>>>

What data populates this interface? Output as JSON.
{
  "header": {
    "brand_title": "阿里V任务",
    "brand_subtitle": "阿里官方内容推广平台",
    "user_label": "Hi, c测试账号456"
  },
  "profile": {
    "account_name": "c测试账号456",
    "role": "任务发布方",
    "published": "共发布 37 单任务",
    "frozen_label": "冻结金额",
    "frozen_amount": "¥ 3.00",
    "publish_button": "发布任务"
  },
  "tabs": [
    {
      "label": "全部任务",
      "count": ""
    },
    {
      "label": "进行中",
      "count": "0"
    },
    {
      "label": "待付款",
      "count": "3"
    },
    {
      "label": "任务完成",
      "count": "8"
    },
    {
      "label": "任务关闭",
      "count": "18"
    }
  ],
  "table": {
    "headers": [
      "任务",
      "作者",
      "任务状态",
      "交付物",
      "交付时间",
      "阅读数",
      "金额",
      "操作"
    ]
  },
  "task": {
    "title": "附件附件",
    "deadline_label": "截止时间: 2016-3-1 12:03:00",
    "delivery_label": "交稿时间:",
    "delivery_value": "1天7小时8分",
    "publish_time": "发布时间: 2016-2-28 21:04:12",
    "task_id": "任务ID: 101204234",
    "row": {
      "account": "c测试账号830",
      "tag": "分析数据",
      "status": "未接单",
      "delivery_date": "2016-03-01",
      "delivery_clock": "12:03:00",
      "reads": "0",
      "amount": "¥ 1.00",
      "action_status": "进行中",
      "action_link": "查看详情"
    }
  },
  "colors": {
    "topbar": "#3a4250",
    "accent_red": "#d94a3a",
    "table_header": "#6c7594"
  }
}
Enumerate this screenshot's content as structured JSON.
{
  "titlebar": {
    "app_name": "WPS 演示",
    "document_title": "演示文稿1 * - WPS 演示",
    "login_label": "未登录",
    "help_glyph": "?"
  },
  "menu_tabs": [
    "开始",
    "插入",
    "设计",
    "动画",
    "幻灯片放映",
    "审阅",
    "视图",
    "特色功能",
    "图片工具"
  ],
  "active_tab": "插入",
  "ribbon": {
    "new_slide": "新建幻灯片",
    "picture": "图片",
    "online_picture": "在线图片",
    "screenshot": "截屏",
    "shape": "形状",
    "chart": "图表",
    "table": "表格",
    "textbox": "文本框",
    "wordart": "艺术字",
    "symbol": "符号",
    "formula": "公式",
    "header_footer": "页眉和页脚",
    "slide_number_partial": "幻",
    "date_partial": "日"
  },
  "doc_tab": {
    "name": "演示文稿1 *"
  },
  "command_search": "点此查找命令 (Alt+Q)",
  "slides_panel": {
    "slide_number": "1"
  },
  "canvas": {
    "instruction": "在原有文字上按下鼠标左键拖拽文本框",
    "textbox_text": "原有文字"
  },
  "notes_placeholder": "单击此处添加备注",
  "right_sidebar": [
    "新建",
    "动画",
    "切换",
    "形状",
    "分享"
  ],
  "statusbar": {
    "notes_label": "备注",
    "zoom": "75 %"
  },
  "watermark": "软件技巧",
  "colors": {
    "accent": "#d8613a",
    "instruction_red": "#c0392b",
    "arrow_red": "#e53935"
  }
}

<<<

Write out the full listing, keeping every line exactly as it is.

▸ **Response to the task**:
What data populates this interface? Output as JSON.
{
  "header": {
    "brand_title": "阿里V任务",
    "brand_subtitle": "阿里官方内容推广平台",
    "user_label": "Hi, c测试账号456"
  },
  "profile": {
    "account_name": "c测试账号456",
    "role": "任务发布方",
    "published": "共发布 37 单任务",
    "frozen_label": "冻结金额",
    "frozen_amount": "¥ 3.00",
    "publish_button": "发布任务"
  },
  "tabs": [
    {
      "label": "全部任务",
      "count": ""
    },
    {
      "label": "进行中",
      "count": "0"
    },
    {
      "label": "待付款",
      "count": "3"
    },
    {
      "label": "任务完成",
      "count": "8"
    },
    {
      "label": "任务关闭",
      "count": "18"
    }
  ],
  "table": {
    "headers": [
      "任务",
      "作者",
      "任务状态",
      "交付物",
      "交付时间",
      "阅读数",
      "金额",
      "操作"
    ]
  },
  "task": {
    "title": "附件附件",
    "deadline_label": "截止时间: 2016-3-1 12:03:00",
    "delivery_label": "交稿时间:",
    "delivery_value": "1天7小时8分",
    "publish_time": "发布时间: 2016-2-28 21:04:12",
    "task_id": "任务ID: 101204234",
    "row": {
      "account": "c测试账号830",
      "tag": "分析数据",
      "status": "未接单",
      "delivery_date": "2016-03-01",
      "delivery_clock": "12:03:00",
      "reads": "0",
      "amount": "¥ 1.00",
      "action_status": "进行中",
      "action_link": "查看详情"
    }
  },
  "colors": {
    "topbar": "#3a4250",
    "accent_red": "#d94a3a",
    "table_header": "#6c7594"
  }
}
Enumerate this screenshot's content as structured JSON.
{
  "titlebar": {
    "app_name": "WPS 演示",
    "document_title": "演示文稿1 * - WPS 演示",
    "login_label": "未登录",
    "help_glyph": "?"
  },
  "menu_tabs": [
    "开始",
    "插入",
    "设计",
    "动画",
    "幻灯片放映",
    "审阅",
    "视图",
    "特色功能",
    "图片工具"
  ],
  "active_tab": "插入",
  "ribbon": {
    "new_slide": "新建幻灯片",
    "picture": "图片",
    "online_picture": "在线图片",
    "screenshot": "截屏",
    "shape": "形状",
    "chart": "图表",
    "table": "表格",
    "textbox": "文本框",
    "wordart": "艺术字",
    "symbol": "符号",
    "formula": "公式",
    "header_footer": "页眉和页脚",
    "slide_number_partial": "幻",
    "date_partial": "日"
  },
  "doc_tab": {
    "name": "演示文稿1 *"
  },
  "command_search": "点此查找命令 (Alt+Q)",
  "slides_panel": {
    "slide_number": "1"
  },
  "canvas": {
    "instruction": "在原有文字上按下鼠标左键拖拽文本框",
    "textbox_text": "原有文字"
  },
  "notes_placeholder": "单击此处添加备注",
  "right_sidebar": [
    "新建",
    "动画",
    "切换",
    "形状",
    "分享"
  ],
  "statusbar": {
    "notes_label": "备注",
    "zoom": "75 %"
  },
  "watermark": "软件技巧",
  "colors": {
    "accent": "#d8613a",
    "instruction_red": "#c0392b",
    "arrow_red": "#e53935"
  }
}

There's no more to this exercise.